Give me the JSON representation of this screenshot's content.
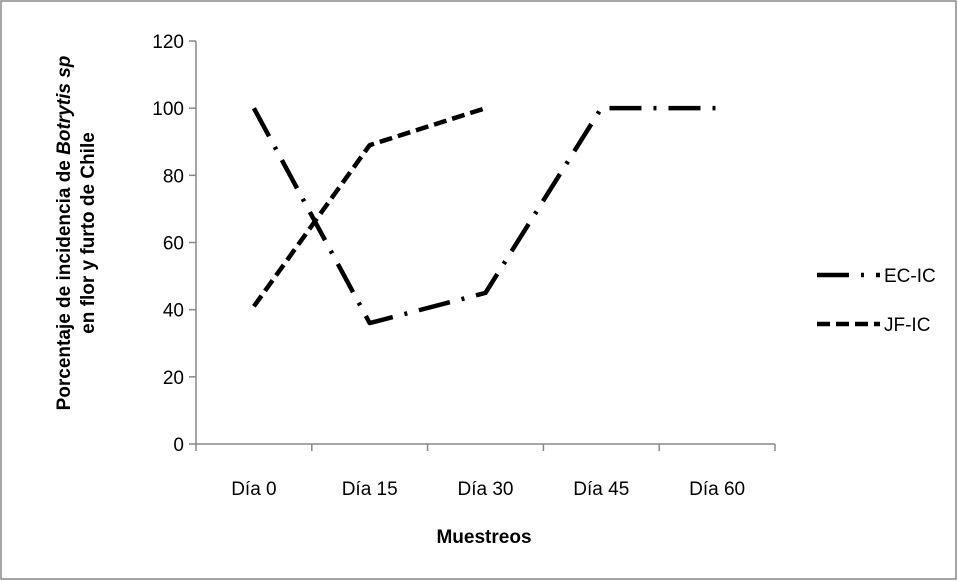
{
  "chart_data": {
    "type": "line",
    "title": "",
    "categories": [
      "Día 0",
      "Día 15",
      "Día 30",
      "Día 45",
      "Día 60"
    ],
    "series": [
      {
        "name": "EC-IC",
        "values": [
          100,
          36,
          45,
          100,
          100
        ],
        "dash": "dash-dot",
        "color": "#000000"
      },
      {
        "name": "JF-IC",
        "values": [
          41,
          89,
          100,
          null,
          null
        ],
        "dash": "dashed",
        "color": "#000000"
      }
    ],
    "xlabel": "Muestreos",
    "ylabel_parts": [
      {
        "text": "Porcentaje de incidencia de ",
        "italic": false
      },
      {
        "text": "Botrytis sp",
        "italic": true
      }
    ],
    "ylabel_line2": "en flor y furto de Chile",
    "ylim": [
      0,
      120
    ],
    "yticks": [
      0,
      20,
      40,
      60,
      80,
      100,
      120
    ],
    "grid": false,
    "legend_position": "right"
  }
}
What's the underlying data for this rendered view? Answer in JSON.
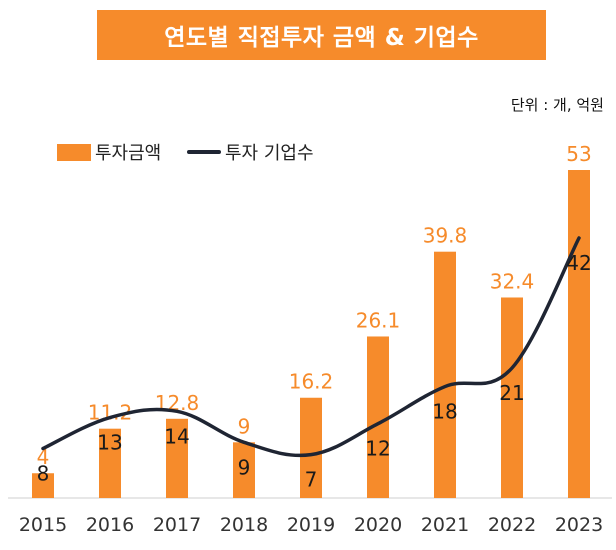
{
  "chart_data": {
    "type": "bar",
    "title": "연도별 직접투자 금액 & 기업수",
    "unit_note": "단위 : 개, 억원",
    "categories": [
      "2015",
      "2016",
      "2017",
      "2018",
      "2019",
      "2020",
      "2021",
      "2022",
      "2023"
    ],
    "series": [
      {
        "name": "투자금액",
        "type": "bar",
        "values": [
          4,
          11.2,
          12.8,
          9,
          16.2,
          26.1,
          39.8,
          32.4,
          53
        ],
        "color": "#F68B2B"
      },
      {
        "name": "투자 기업수",
        "type": "line",
        "values": [
          8,
          13,
          14,
          9,
          7,
          12,
          18,
          21,
          42
        ],
        "color": "#1F2533"
      }
    ],
    "bar_value_range": [
      0,
      53
    ],
    "line_value_range": [
      0,
      42
    ],
    "legend_position": "top-left",
    "grid": false
  }
}
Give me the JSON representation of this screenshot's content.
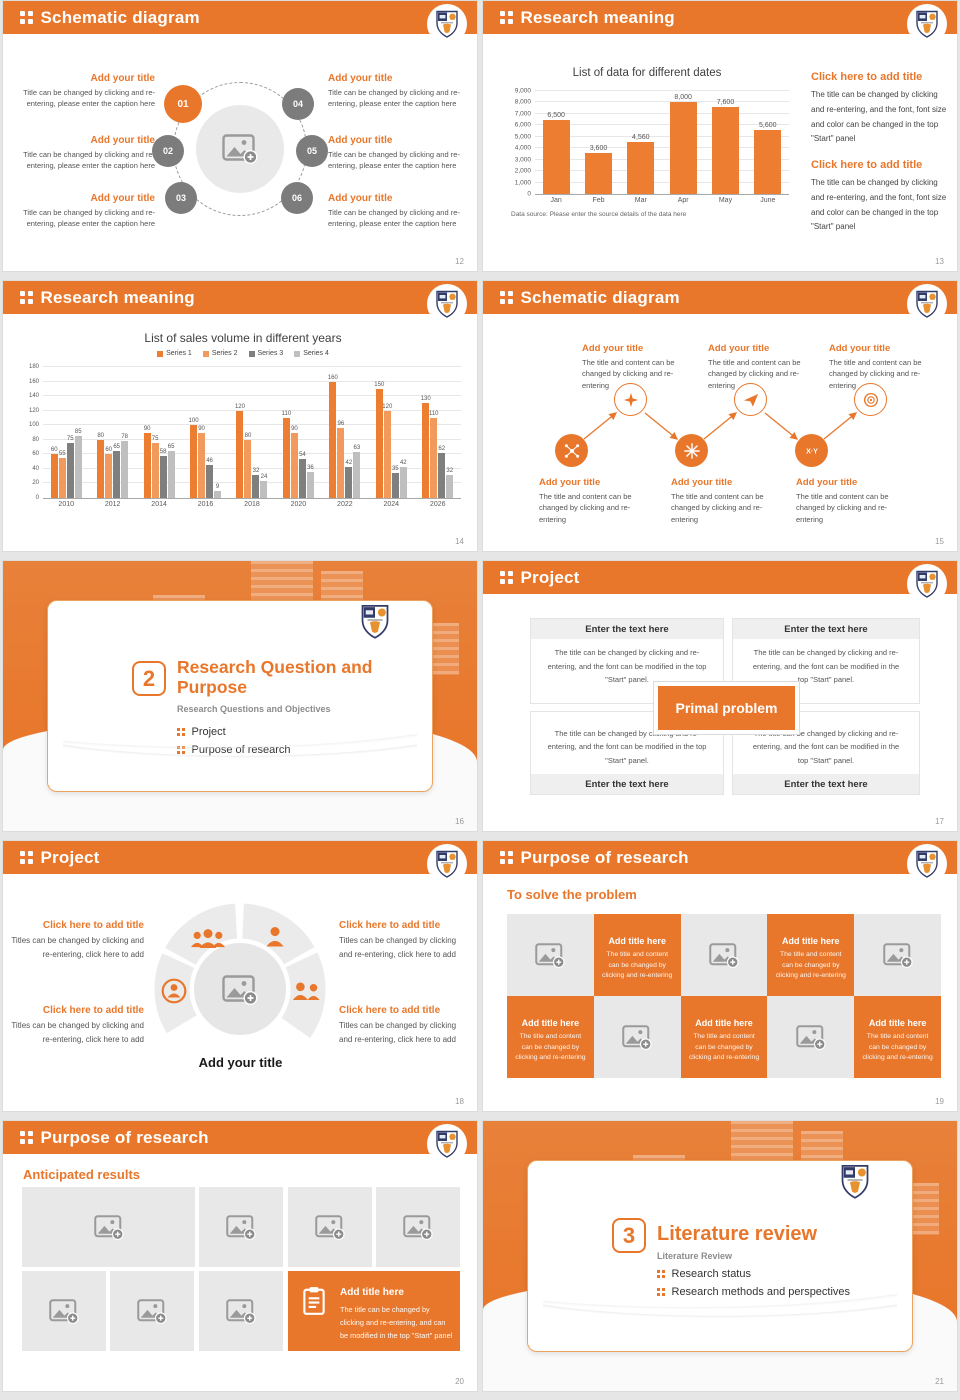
{
  "palette": {
    "accent": "#E8772B",
    "tile_gray": "#E8E8E8",
    "series": [
      "#ED7D31",
      "#F29A5C",
      "#7F7F7F",
      "#BFBFBF"
    ]
  },
  "icons": {
    "logo": "university-crest",
    "placeholder": "image-placeholder-icon",
    "flow": [
      "network-icon",
      "sparkle-icon",
      "snowflake-icon",
      "paper-plane-icon",
      "xy-icon",
      "target-icon"
    ],
    "ring": [
      "group-icon",
      "person-icon",
      "person-circle-icon",
      "group2-icon"
    ],
    "callout": "clipboard-icon"
  },
  "slides": [
    {
      "header": "Schematic diagram",
      "page": "12",
      "items": [
        {
          "num": "01",
          "title": "Add your title",
          "text": "Title can be changed by clicking and re-entering, please enter the caption here"
        },
        {
          "num": "02",
          "title": "Add your title",
          "text": "Title can be changed by clicking and re-entering, please enter the caption here"
        },
        {
          "num": "03",
          "title": "Add your title",
          "text": "Title can be changed by clicking and re-entering, please enter the caption here"
        },
        {
          "num": "04",
          "title": "Add your title",
          "text": "Title can be changed by clicking and re-entering, please enter the caption here"
        },
        {
          "num": "05",
          "title": "Add your title",
          "text": "Title can be changed by clicking and re-entering, please enter the caption here"
        },
        {
          "num": "06",
          "title": "Add your title",
          "text": "Title can be changed by clicking and re-entering, please enter the caption here"
        }
      ]
    },
    {
      "header": "Research meaning",
      "page": "13",
      "blocks": [
        {
          "title": "Click here to add title",
          "text": "The title can be changed by clicking and re-entering, and the font, font size and color can be changed in the top \"Start\" panel"
        },
        {
          "title": "Click here to add title",
          "text": "The title can be changed by clicking and re-entering, and the font, font size and color can be changed in the top \"Start\" panel"
        }
      ]
    },
    {
      "header": "Research meaning",
      "page": "14"
    },
    {
      "header": "Schematic diagram",
      "page": "15",
      "top": [
        {
          "title": "Add your title",
          "text": "The title and content can be changed by clicking and re-entering"
        },
        {
          "title": "Add your title",
          "text": "The title and content can be changed by clicking and re-entering"
        },
        {
          "title": "Add your title",
          "text": "The title and content can be changed by clicking and re-entering"
        }
      ],
      "bottom": [
        {
          "title": "Add your title",
          "text": "The title and content can be changed by clicking and re-entering"
        },
        {
          "title": "Add your title",
          "text": "The title and content can be changed by clicking and re-entering"
        },
        {
          "title": "Add your title",
          "text": "The title and content can be changed by clicking and re-entering"
        }
      ]
    },
    {
      "page": "16",
      "number": "2",
      "title": "Research Question and Purpose",
      "subtitle": "Research Questions and Objectives",
      "items": [
        "Project",
        "Purpose of research"
      ]
    },
    {
      "header": "Project",
      "page": "17",
      "center": "Primal problem",
      "box_header": "Enter the text here",
      "box_text": "The title can be changed by clicking and re-entering, and the font can be modified in the top \"Start\" panel."
    },
    {
      "header": "Project",
      "page": "18",
      "center_label": "Add your title",
      "blocks": [
        {
          "title": "Click here to add title",
          "text": "Titles can be changed by clicking and re-entering, click here to add"
        },
        {
          "title": "Click here to add title",
          "text": "Titles can be changed by clicking and re-entering, click here to add"
        },
        {
          "title": "Click here to add title",
          "text": "Titles can be changed by clicking and re-entering, click here to add"
        },
        {
          "title": "Click here to add title",
          "text": "Titles can be changed by clicking and re-entering, click here to add"
        }
      ]
    },
    {
      "header": "Purpose of research",
      "page": "19",
      "subtitle": "To solve the problem",
      "tile": {
        "title": "Add title here",
        "text": "The title and content can be changed by clicking and re-entering"
      }
    },
    {
      "header": "Purpose of research",
      "page": "20",
      "subtitle": "Anticipated results",
      "callout": {
        "title": "Add title here",
        "text": "The title can be changed by clicking and re-entering, and can be modified in the top \"Start\" panel"
      }
    },
    {
      "page": "21",
      "number": "3",
      "title": "Literature review",
      "subtitle": "Literature Review",
      "items": [
        "Research status",
        "Research methods and perspectives"
      ]
    }
  ],
  "chart_data": [
    {
      "type": "bar",
      "title": "List of data for different dates",
      "categories": [
        "Jan",
        "Feb",
        "Mar",
        "Apr",
        "May",
        "June"
      ],
      "series": [
        {
          "name": "",
          "color": "#ED7D31",
          "values": [
            6500,
            3600,
            4560,
            8000,
            7600,
            5600
          ]
        }
      ],
      "ylim": [
        0,
        9000
      ],
      "ystep": 1000,
      "value_labels": true,
      "number_format": "comma",
      "legend": false,
      "grid": true,
      "source_note": "Data source: Please enter the source details of the data here"
    },
    {
      "type": "bar",
      "title": "List of sales volume in different years",
      "categories": [
        "2010",
        "2012",
        "2014",
        "2016",
        "2018",
        "2020",
        "2022",
        "2024",
        "2026"
      ],
      "series": [
        {
          "name": "Series 1",
          "color": "#ED7D31",
          "values": [
            60,
            80,
            90,
            100,
            120,
            110,
            160,
            150,
            130
          ]
        },
        {
          "name": "Series 2",
          "color": "#F29A5C",
          "values": [
            55,
            60,
            75,
            90,
            80,
            90,
            96,
            120,
            110
          ]
        },
        {
          "name": "Series 3",
          "color": "#7F7F7F",
          "values": [
            75,
            65,
            58,
            46,
            32,
            54,
            42,
            35,
            62
          ]
        },
        {
          "name": "Series 4",
          "color": "#BFBFBF",
          "values": [
            85,
            78,
            65,
            9,
            24,
            36,
            63,
            42,
            32
          ]
        }
      ],
      "ylim": [
        0,
        180
      ],
      "ystep": 20,
      "value_labels": true,
      "legend": true,
      "grid": true
    }
  ]
}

========================================================================

Exercise task: Leave out the pictures and transcribe everything else exactly.

Result below:
Give me the JSON representation of this screenshot's content.
{
  "chart_data": {
    "type": "line",
    "title": "",
    "categories": [
      "Día 0",
      "Día 15",
      "Día 30",
      "Día 45",
      "Día 60"
    ],
    "series": [
      {
        "name": "EC-IC",
        "values": [
          100,
          36,
          45,
          100,
          100
        ],
        "dash": "dash-dot",
        "color": "#000000"
      },
      {
        "name": "JF-IC",
        "values": [
          41,
          89,
          100,
          null,
          null
        ],
        "dash": "dashed",
        "color": "#000000"
      }
    ],
    "xlabel": "Muestreos",
    "ylabel_parts": [
      {
        "text": "Porcentaje de incidencia de ",
        "italic": false
      },
      {
        "text": "Botrytis sp",
        "italic": true
      }
    ],
    "ylabel_line2": "en flor y furto de Chile",
    "ylim": [
      0,
      120
    ],
    "yticks": [
      0,
      20,
      40,
      60,
      80,
      100,
      120
    ],
    "grid": false,
    "legend_position": "right"
  }
}
What's the underlying data for this rendered view? Answer in JSON.
{
  "chart_data": {
    "type": "bar",
    "title": "연도별 직접투자 금액 & 기업수",
    "unit_note": "단위 : 개, 억원",
    "categories": [
      "2015",
      "2016",
      "2017",
      "2018",
      "2019",
      "2020",
      "2021",
      "2022",
      "2023"
    ],
    "series": [
      {
        "name": "투자금액",
        "type": "bar",
        "values": [
          4,
          11.2,
          12.8,
          9,
          16.2,
          26.1,
          39.8,
          32.4,
          53
        ],
        "color": "#F68B2B"
      },
      {
        "name": "투자 기업수",
        "type": "line",
        "values": [
          8,
          13,
          14,
          9,
          7,
          12,
          18,
          21,
          42
        ],
        "color": "#1F2533"
      }
    ],
    "bar_value_range": [
      0,
      53
    ],
    "line_value_range": [
      0,
      42
    ],
    "legend_position": "top-left",
    "grid": false
  }
}
Give me the JSON representation of this screenshot's content.
{
  "palette": {
    "accent": "#E8772B",
    "tile_gray": "#E8E8E8",
    "series": [
      "#ED7D31",
      "#F29A5C",
      "#7F7F7F",
      "#BFBFBF"
    ]
  },
  "icons": {
    "logo": "university-crest",
    "placeholder": "image-placeholder-icon",
    "flow": [
      "network-icon",
      "sparkle-icon",
      "snowflake-icon",
      "paper-plane-icon",
      "xy-icon",
      "target-icon"
    ],
    "ring": [
      "group-icon",
      "person-icon",
      "person-circle-icon",
      "group2-icon"
    ],
    "callout": "clipboard-icon"
  },
  "slides": [
    {
      "header": "Schematic diagram",
      "page": "12",
      "items": [
        {
          "num": "01",
          "title": "Add your title",
          "text": "Title can be changed by clicking and re-entering, please enter the caption here"
        },
        {
          "num": "02",
          "title": "Add your title",
          "text": "Title can be changed by clicking and re-entering, please enter the caption here"
        },
        {
          "num": "03",
          "title": "Add your title",
          "text": "Title can be changed by clicking and re-entering, please enter the caption here"
        },
        {
          "num": "04",
          "title": "Add your title",
          "text": "Title can be changed by clicking and re-entering, please enter the caption here"
        },
        {
          "num": "05",
          "title": "Add your title",
          "text": "Title can be changed by clicking and re-entering, please enter the caption here"
        },
        {
          "num": "06",
          "title": "Add your title",
          "text": "Title can be changed by clicking and re-entering, please enter the caption here"
        }
      ]
    },
    {
      "header": "Research meaning",
      "page": "13",
      "blocks": [
        {
          "title": "Click here to add title",
          "text": "The title can be changed by clicking and re-entering, and the font, font size and color can be changed in the top \"Start\" panel"
        },
        {
          "title": "Click here to add title",
          "text": "The title can be changed by clicking and re-entering, and the font, font size and color can be changed in the top \"Start\" panel"
        }
      ]
    },
    {
      "header": "Research meaning",
      "page": "14"
    },
    {
      "header": "Schematic diagram",
      "page": "15",
      "top": [
        {
          "title": "Add your title",
          "text": "The title and content can be changed by clicking and re-entering"
        },
        {
          "title": "Add your title",
          "text": "The title and content can be changed by clicking and re-entering"
        },
        {
          "title": "Add your title",
          "text": "The title and content can be changed by clicking and re-entering"
        }
      ],
      "bottom": [
        {
          "title": "Add your title",
          "text": "The title and content can be changed by clicking and re-entering"
        },
        {
          "title": "Add your title",
          "text": "The title and content can be changed by clicking and re-entering"
        },
        {
          "title": "Add your title",
          "text": "The title and content can be changed by clicking and re-entering"
        }
      ]
    },
    {
      "page": "16",
      "number": "2",
      "title": "Research Question and Purpose",
      "subtitle": "Research Questions and Objectives",
      "items": [
        "Project",
        "Purpose of research"
      ]
    },
    {
      "header": "Project",
      "page": "17",
      "center": "Primal problem",
      "box_header": "Enter the text here",
      "box_text": "The title can be changed by clicking and re-entering, and the font can be modified in the top \"Start\" panel."
    },
    {
      "header": "Project",
      "page": "18",
      "center_label": "Add your title",
      "blocks": [
        {
          "title": "Click here to add title",
          "text": "Titles can be changed by clicking and re-entering, click here to add"
        },
        {
          "title": "Click here to add title",
          "text": "Titles can be changed by clicking and re-entering, click here to add"
        },
        {
          "title": "Click here to add title",
          "text": "Titles can be changed by clicking and re-entering, click here to add"
        },
        {
          "title": "Click here to add title",
          "text": "Titles can be changed by clicking and re-entering, click here to add"
        }
      ]
    },
    {
      "header": "Purpose of research",
      "page": "19",
      "subtitle": "To solve the problem",
      "tile": {
        "title": "Add title here",
        "text": "The title and content can be changed by clicking and re-entering"
      }
    },
    {
      "header": "Purpose of research",
      "page": "20",
      "subtitle": "Anticipated results",
      "callout": {
        "title": "Add title here",
        "text": "The title can be changed by clicking and re-entering, and can be modified in the top \"Start\" panel"
      }
    },
    {
      "page": "21",
      "number": "3",
      "title": "Literature review",
      "subtitle": "Literature Review",
      "items": [
        "Research status",
        "Research methods and perspectives"
      ]
    }
  ],
  "chart_data": [
    {
      "type": "bar",
      "title": "List of data for different dates",
      "categories": [
        "Jan",
        "Feb",
        "Mar",
        "Apr",
        "May",
        "June"
      ],
      "series": [
        {
          "name": "",
          "color": "#ED7D31",
          "values": [
            6500,
            3600,
            4560,
            8000,
            7600,
            5600
          ]
        }
      ],
      "ylim": [
        0,
        9000
      ],
      "ystep": 1000,
      "value_labels": true,
      "number_format": "comma",
      "legend": false,
      "grid": true,
      "source_note": "Data source: Please enter the source details of the data here"
    },
    {
      "type": "bar",
      "title": "List of sales volume in different years",
      "categories": [
        "2010",
        "2012",
        "2014",
        "2016",
        "2018",
        "2020",
        "2022",
        "2024",
        "2026"
      ],
      "series": [
        {
          "name": "Series 1",
          "color": "#ED7D31",
          "values": [
            60,
            80,
            90,
            100,
            120,
            110,
            160,
            150,
            130
          ]
        },
        {
          "name": "Series 2",
          "color": "#F29A5C",
          "values": [
            55,
            60,
            75,
            90,
            80,
            90,
            96,
            120,
            110
          ]
        },
        {
          "name": "Series 3",
          "color": "#7F7F7F",
          "values": [
            75,
            65,
            58,
            46,
            32,
            54,
            42,
            35,
            62
          ]
        },
        {
          "name": "Series 4",
          "color": "#BFBFBF",
          "values": [
            85,
            78,
            65,
            9,
            24,
            36,
            63,
            42,
            32
          ]
        }
      ],
      "ylim": [
        0,
        180
      ],
      "ystep": 20,
      "value_labels": true,
      "legend": true,
      "grid": true
    }
  ]
}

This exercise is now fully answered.